→ **What you have to do**
Examine the entries and show every line in which the word "街に活気を" is found.

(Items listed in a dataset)
- - - - - - -

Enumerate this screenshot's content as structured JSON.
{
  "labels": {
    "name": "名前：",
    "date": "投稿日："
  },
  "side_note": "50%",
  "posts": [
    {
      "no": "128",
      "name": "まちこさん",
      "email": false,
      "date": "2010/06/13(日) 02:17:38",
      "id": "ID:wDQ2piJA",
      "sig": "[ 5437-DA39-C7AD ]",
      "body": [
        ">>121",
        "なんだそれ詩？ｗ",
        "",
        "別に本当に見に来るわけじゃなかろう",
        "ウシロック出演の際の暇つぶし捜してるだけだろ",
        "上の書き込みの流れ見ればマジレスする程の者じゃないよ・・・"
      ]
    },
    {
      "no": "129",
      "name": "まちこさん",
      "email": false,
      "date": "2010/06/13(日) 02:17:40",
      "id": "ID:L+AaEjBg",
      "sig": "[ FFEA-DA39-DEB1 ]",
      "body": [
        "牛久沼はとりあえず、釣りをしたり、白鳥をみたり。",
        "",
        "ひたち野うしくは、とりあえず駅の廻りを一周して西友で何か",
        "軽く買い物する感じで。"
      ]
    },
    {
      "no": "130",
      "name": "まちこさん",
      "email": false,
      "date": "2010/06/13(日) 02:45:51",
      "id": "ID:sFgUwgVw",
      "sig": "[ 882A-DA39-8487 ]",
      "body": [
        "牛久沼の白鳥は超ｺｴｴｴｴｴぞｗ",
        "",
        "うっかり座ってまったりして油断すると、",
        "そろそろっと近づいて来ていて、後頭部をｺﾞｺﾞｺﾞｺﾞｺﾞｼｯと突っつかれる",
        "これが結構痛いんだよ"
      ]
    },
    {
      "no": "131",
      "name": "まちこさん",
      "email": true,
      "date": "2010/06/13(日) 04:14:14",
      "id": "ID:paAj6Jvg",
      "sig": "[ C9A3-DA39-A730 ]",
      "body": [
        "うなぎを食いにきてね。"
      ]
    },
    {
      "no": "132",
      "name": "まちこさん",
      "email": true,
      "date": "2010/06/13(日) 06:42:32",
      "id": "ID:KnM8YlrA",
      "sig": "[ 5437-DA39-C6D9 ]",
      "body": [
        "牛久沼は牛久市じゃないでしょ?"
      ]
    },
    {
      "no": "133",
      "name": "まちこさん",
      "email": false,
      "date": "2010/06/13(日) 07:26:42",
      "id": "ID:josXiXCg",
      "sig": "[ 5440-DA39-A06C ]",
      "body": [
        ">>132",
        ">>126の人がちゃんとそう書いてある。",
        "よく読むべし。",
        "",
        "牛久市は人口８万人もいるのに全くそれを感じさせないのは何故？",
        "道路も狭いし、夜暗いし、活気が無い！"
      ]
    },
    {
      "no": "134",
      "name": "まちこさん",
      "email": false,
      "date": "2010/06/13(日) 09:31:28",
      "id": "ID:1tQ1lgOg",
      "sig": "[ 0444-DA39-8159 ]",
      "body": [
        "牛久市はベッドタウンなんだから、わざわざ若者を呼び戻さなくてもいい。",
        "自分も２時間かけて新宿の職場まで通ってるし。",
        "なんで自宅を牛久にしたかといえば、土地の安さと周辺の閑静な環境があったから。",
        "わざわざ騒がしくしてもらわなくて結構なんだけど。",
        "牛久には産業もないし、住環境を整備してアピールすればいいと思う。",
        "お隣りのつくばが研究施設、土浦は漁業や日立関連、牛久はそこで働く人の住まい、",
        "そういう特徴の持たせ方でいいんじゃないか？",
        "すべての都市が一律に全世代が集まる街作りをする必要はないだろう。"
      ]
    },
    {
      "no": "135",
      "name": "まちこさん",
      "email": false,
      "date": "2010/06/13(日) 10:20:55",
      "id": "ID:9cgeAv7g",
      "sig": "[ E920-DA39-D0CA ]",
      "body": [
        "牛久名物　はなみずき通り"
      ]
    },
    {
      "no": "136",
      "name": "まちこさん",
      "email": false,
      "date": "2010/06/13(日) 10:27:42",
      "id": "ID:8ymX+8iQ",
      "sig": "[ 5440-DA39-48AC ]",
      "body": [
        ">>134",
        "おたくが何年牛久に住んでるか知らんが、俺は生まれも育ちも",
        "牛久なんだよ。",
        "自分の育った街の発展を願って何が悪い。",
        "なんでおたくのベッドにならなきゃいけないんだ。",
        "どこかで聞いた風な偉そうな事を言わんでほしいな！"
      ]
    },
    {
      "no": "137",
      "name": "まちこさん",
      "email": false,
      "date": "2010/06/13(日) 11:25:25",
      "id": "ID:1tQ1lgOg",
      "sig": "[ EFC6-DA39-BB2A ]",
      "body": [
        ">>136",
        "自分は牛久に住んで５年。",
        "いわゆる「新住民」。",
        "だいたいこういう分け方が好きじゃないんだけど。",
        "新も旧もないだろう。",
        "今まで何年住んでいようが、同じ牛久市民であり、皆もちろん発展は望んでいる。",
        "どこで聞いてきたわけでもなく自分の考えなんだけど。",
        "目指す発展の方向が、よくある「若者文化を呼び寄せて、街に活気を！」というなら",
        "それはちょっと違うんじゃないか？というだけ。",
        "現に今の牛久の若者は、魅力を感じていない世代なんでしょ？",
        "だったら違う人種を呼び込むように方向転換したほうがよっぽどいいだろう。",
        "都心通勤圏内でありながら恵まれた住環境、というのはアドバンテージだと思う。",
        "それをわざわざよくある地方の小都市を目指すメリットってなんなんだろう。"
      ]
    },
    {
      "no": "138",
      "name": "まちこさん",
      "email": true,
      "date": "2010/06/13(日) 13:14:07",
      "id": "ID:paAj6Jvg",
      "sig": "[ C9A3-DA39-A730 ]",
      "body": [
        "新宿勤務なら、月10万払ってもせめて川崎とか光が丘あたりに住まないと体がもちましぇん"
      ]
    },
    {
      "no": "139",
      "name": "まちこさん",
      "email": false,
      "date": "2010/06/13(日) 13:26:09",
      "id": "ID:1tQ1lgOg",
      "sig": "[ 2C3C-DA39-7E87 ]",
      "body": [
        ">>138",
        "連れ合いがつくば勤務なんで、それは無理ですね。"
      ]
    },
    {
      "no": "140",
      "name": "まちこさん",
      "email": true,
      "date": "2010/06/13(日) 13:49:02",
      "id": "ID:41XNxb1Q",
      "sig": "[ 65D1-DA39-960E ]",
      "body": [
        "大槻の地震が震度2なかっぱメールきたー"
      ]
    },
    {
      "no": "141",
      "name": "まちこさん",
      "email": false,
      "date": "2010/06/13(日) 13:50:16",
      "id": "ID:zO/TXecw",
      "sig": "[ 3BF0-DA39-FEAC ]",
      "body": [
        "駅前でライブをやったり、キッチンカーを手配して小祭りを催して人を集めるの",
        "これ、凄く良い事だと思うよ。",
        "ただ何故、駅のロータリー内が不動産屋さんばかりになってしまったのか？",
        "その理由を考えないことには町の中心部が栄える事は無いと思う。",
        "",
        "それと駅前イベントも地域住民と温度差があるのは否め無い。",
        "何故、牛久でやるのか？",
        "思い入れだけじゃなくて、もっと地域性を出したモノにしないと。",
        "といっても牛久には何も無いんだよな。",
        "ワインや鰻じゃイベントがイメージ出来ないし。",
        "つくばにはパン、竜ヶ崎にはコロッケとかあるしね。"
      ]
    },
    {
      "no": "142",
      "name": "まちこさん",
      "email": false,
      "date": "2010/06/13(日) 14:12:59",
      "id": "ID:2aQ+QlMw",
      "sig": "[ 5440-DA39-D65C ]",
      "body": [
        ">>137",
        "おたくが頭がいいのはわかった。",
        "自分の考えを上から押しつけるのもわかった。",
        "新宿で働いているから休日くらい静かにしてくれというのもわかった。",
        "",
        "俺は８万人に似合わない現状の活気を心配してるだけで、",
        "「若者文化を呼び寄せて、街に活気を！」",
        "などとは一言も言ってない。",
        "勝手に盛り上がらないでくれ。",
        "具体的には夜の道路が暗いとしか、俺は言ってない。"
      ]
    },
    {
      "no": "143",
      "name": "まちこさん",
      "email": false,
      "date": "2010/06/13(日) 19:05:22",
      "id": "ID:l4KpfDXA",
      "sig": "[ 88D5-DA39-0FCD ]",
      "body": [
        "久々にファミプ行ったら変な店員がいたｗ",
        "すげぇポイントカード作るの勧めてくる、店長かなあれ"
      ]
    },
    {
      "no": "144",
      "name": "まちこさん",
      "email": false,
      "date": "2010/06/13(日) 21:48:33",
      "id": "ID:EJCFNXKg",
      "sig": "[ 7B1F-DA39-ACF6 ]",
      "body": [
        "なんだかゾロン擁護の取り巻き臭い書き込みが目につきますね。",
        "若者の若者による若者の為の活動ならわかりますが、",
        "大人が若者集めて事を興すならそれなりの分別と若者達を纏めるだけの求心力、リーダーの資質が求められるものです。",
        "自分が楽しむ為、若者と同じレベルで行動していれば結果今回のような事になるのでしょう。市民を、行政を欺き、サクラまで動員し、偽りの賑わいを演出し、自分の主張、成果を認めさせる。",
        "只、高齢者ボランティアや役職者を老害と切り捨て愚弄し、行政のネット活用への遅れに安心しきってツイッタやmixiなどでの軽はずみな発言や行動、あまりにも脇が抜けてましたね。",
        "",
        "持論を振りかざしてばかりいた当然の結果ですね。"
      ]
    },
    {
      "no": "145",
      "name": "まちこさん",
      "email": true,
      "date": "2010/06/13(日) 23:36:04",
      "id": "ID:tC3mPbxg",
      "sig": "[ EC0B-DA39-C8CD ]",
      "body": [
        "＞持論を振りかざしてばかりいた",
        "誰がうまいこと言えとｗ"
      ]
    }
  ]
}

- - - - - - -

→ **In response**
        "目指す発展の方向が、よくある「若者文化を呼び寄せて、街に活気を！」というなら",
        "「若者文化を呼び寄せて、街に活気を！」",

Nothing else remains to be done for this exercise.